Those who modelled the risk did not think Tories would do anything that stupid and risk the UK economy.


The fact that the model did not account for what actually happened as possible IS a problem in the risk model.

Pension funds are supposed to run for decades. Looking at the last 12 decades, I see many financial crises, a run on the pound, the Great Depression, a couple of world wars and so on. All of which were unthinkable until they happened. Any risk model meant to cover long periods should account for the possibility of similarly extreme events happening in the future, at roughly the historical frequency.

But you're telling me that those who modeled the risk failed to give this ANY consideration at all?? And then you say that you think that this oversight is not an error??

I'm going to have to very emphatically disagree!


I would take even a somewhat kinder view of the pension funds involved. With no knowledge of the intimate aspects of the agreements UK pension funds make with employers, those involved knew that you could either pay for the risk margins involved up front, or via emergency capital.

— Work instructions —
Pick up the discussion of pension fund risk models above and keep writing it from its last sentence.

— Extracted data —
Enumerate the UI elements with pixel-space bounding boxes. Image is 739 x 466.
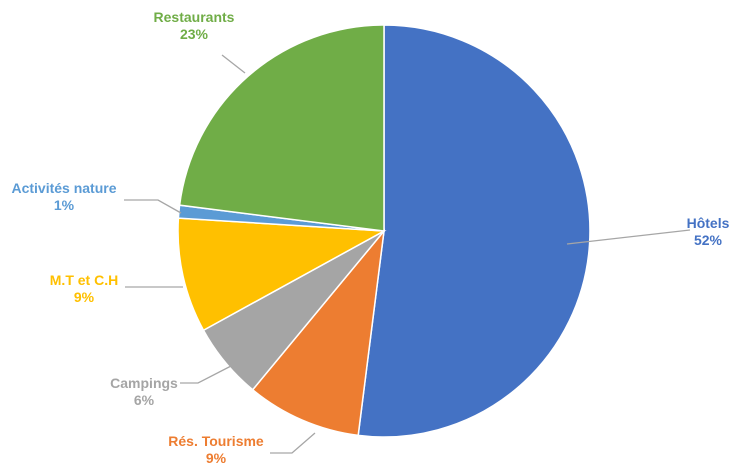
- slices-layer: [177, 24, 591, 438]
- data-label-m-t-et-c-h: M.T et C.H 9%: [50, 272, 118, 305]
- data-label-value: 23%: [180, 26, 209, 42]
- data-label-category: Campings: [110, 375, 178, 391]
- data-label-value: 6%: [134, 392, 155, 408]
- data-label-value: 9%: [206, 450, 227, 466]
- pie-slice-res-tourisme: [251, 228, 386, 437]
- data-label-restaurants: Restaurants 23%: [154, 9, 235, 42]
- data-label-category: Hôtels: [687, 215, 730, 231]
- data-label-hotels: Hôtels 52%: [687, 215, 730, 248]
- data-label-category: Restaurants: [154, 9, 235, 25]
- data-label-activites-nature: Activités nature 1%: [11, 180, 116, 213]
- data-label-category: Activités nature: [11, 180, 116, 196]
- leader-line-res-tourisme: [270, 432, 316, 454]
- data-labels-layer: Hôtels 52%Rés. Tourisme 9%Campings 6%M.T et…: [11, 9, 729, 466]
- data-label-value: 1%: [54, 197, 75, 213]
- pie-slice-restaurants: [178, 24, 385, 232]
- data-label-value: 9%: [74, 289, 95, 305]
- leader-line-campings: [180, 365, 232, 384]
- leader-line-restaurants: [221, 54, 246, 74]
- leader-lines-layer: [124, 54, 691, 454]
- pie-slice-m-t-et-c-h: [177, 217, 387, 332]
- pie-slice-hotels: [357, 24, 591, 438]
- data-label-value: 52%: [694, 232, 723, 248]
- leader-line-hotels: [566, 229, 691, 245]
- leader-line-activites-nature: [124, 199, 182, 214]
- data-label-res-tourisme: Rés. Tourisme 9%: [168, 433, 264, 466]
- data-label-campings: Campings 6%: [110, 375, 178, 408]
- data-label-category: Rés. Tourisme: [168, 433, 264, 449]
- data-label-category: M.T et C.H: [50, 272, 118, 288]
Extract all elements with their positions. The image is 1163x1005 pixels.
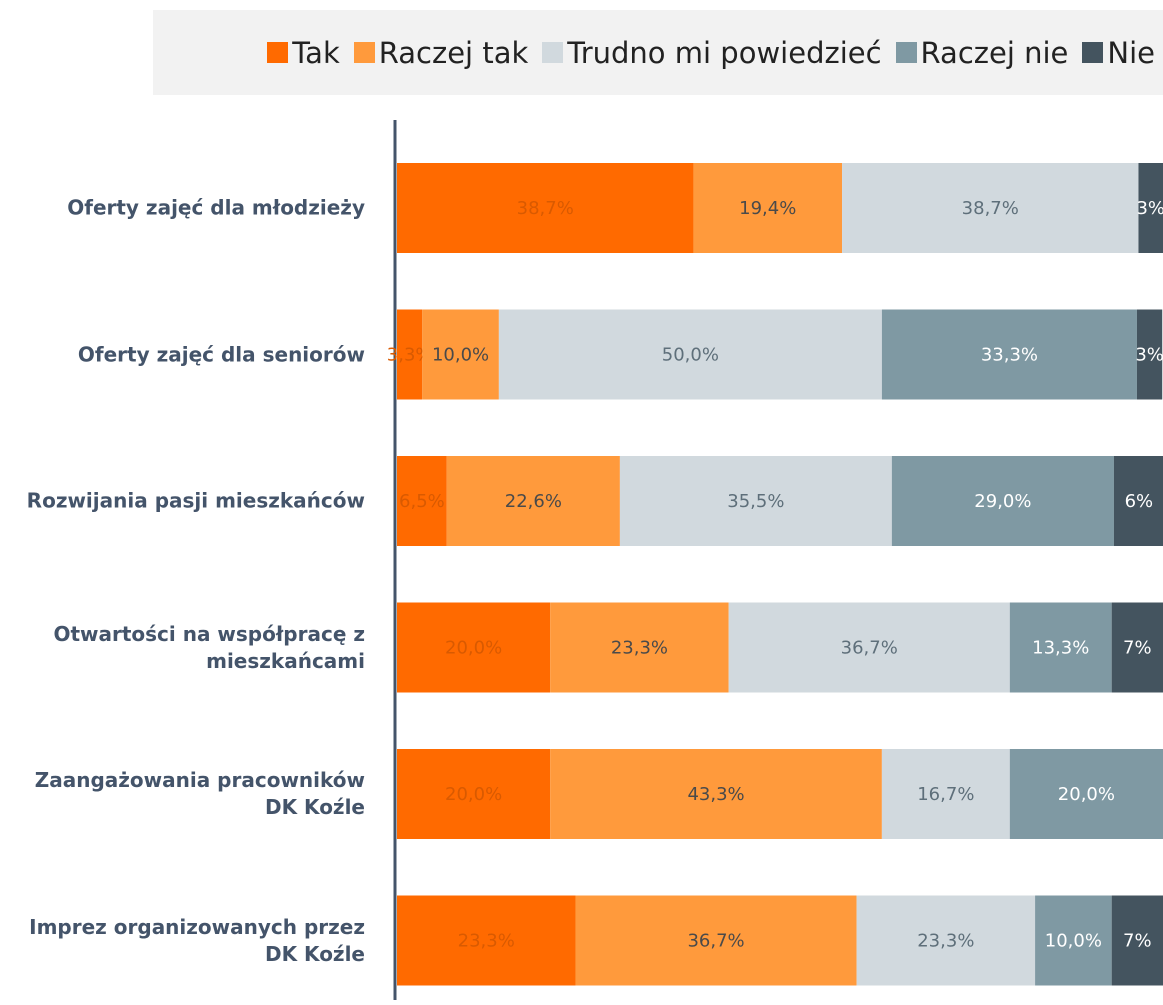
legend-item: Tak <box>267 35 340 70</box>
bar-segment <box>498 309 882 400</box>
bar-segment <box>891 456 1114 546</box>
bar-segment <box>397 163 694 253</box>
legend-item: Nie <box>1082 36 1155 70</box>
bar-segment <box>1113 456 1163 546</box>
value-label: 35,5% <box>727 491 784 512</box>
legend-item: Raczej tak <box>353 35 529 70</box>
value-label: 7% <box>1123 638 1152 659</box>
bar-segment <box>856 895 1036 986</box>
legend-swatch <box>353 42 375 63</box>
legend-swatch <box>1082 42 1104 63</box>
category-label: Zaangażowania pracowników DK Koźle <box>34 768 365 819</box>
bar-segment <box>1111 895 1163 986</box>
value-label: 23,3% <box>917 931 974 952</box>
value-label: 29,0% <box>974 491 1031 512</box>
value-label: 38,7% <box>517 198 574 219</box>
bar-segment <box>550 602 729 693</box>
value-label: 36,7% <box>687 931 744 952</box>
legend-label: Nie <box>1107 35 1155 70</box>
value-label: 10,0% <box>432 345 489 366</box>
value-label: 3,3% <box>387 345 433 366</box>
value-label: 43,3% <box>687 784 744 805</box>
bar-segment <box>550 749 882 839</box>
bar-segment <box>1009 749 1163 839</box>
value-label: 7% <box>1123 931 1152 952</box>
value-label: 20,0% <box>445 638 502 659</box>
value-label: 50,0% <box>662 345 719 366</box>
value-label: 36,7% <box>841 638 898 659</box>
bar-segment <box>397 602 551 693</box>
value-label: 6% <box>1125 491 1154 512</box>
category-label: Oferty zajęć dla młodzieży <box>67 195 365 220</box>
value-label: 16,7% <box>917 784 974 805</box>
value-label: 38,7% <box>962 198 1019 219</box>
bar-segment <box>397 749 551 839</box>
bar-segment <box>397 895 576 986</box>
value-label: 22,6% <box>505 491 562 512</box>
legend-swatch <box>895 42 917 63</box>
bar-segment <box>881 309 1137 400</box>
value-label: 33,3% <box>981 345 1038 366</box>
legend-item: Raczej nie <box>895 35 1069 70</box>
value-label: 10,0% <box>1045 931 1102 952</box>
bar-segment <box>693 163 843 253</box>
bar-segment <box>1035 895 1112 986</box>
legend-label: Tak <box>292 35 340 70</box>
bar-segment <box>842 163 1139 253</box>
category-label: Otwartości na współpracę z mieszkańcami <box>53 621 365 673</box>
value-label: 20,0% <box>445 784 502 805</box>
bar-segment <box>446 456 620 546</box>
value-label: 3% <box>1136 198 1163 219</box>
bar-segment <box>1111 602 1163 693</box>
value-label: 6,5% <box>399 491 445 512</box>
bar-segment <box>397 309 423 400</box>
value-label: 20,0% <box>1058 784 1115 805</box>
bar-segment <box>422 309 499 400</box>
bar-segment <box>728 602 1010 693</box>
value-label: 13,3% <box>1032 638 1089 659</box>
legend-swatch <box>267 42 289 63</box>
bar-segment <box>881 749 1010 839</box>
legend: Tak Raczej tak Trudno mi powiedzieć Raczej … <box>153 10 1163 95</box>
legend-label: Trudno mi powiedzieć <box>567 35 882 70</box>
category-label: Rozwijania pasji mieszkańców <box>26 488 365 513</box>
value-label: 3% <box>1135 345 1163 366</box>
legend-label: Raczej nie <box>920 35 1069 70</box>
value-label: 19,4% <box>739 198 796 219</box>
bar-segment <box>575 895 857 986</box>
bar-segment <box>1138 163 1163 253</box>
bar-segment <box>619 456 892 546</box>
category-label: Imprez organizowanych przez DK Koźle <box>29 914 365 966</box>
value-label: 23,3% <box>458 931 515 952</box>
legend-label: Raczej tak <box>378 35 529 70</box>
bar-segment <box>1136 309 1163 400</box>
bar-segment <box>1009 602 1112 693</box>
value-label: 23,3% <box>611 638 668 659</box>
legend-item: Trudno mi powiedzieć <box>542 35 882 70</box>
legend-swatch <box>542 42 564 63</box>
category-label: Oferty zajęć dla seniorów <box>77 342 365 366</box>
bar-segment <box>397 456 447 546</box>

— Solved problem —
Margin calls are nothing special. Derivatives are used for balancing assets and liabilities, since you cannot match the cash flows on pensions directly given the very long duration (cash flows for pension funds run for nearly a century). Swaptions etc are nothing evil. They are pretty clear cut tools for the job of limiting interest rate exposure for parties with very long liabilities.

This is not a pension fund problem (I agree up front: that's a reductio nearly ad absurdum), it's an employer and pensioner problem, created by a sudden loss in confidence in UK gov in an already very turbulent market. If sterling falls, purchasing power falls, interest rises, there is no way pensions can keep purchasing power or indexation. Margin calls are a tiny symbol that shouldn't worry a risk manager. It's the larger enviroment for the UK - that is very worrying.

It's all hocus pocus but a well run insurer or pension fund should have a pretty solid grasps on interest rates and a pretty low exposure to swings in that rate. Same for FX exposure. End of '21 you should have opened up some upward potential in interest rates and have some room to survive that volatility. The best managed ones keep afloat or even profit, without taking too many excess risks. The worst managed ones are the first to fall. Go and look at the Q3 financial results for the largest _worldwide_ insurers. I predict the largest insurers will show stronger financial capital positions. (Stocks will fall since large insurers are partially valued on general stock market performance since they are in essence also investment companies.)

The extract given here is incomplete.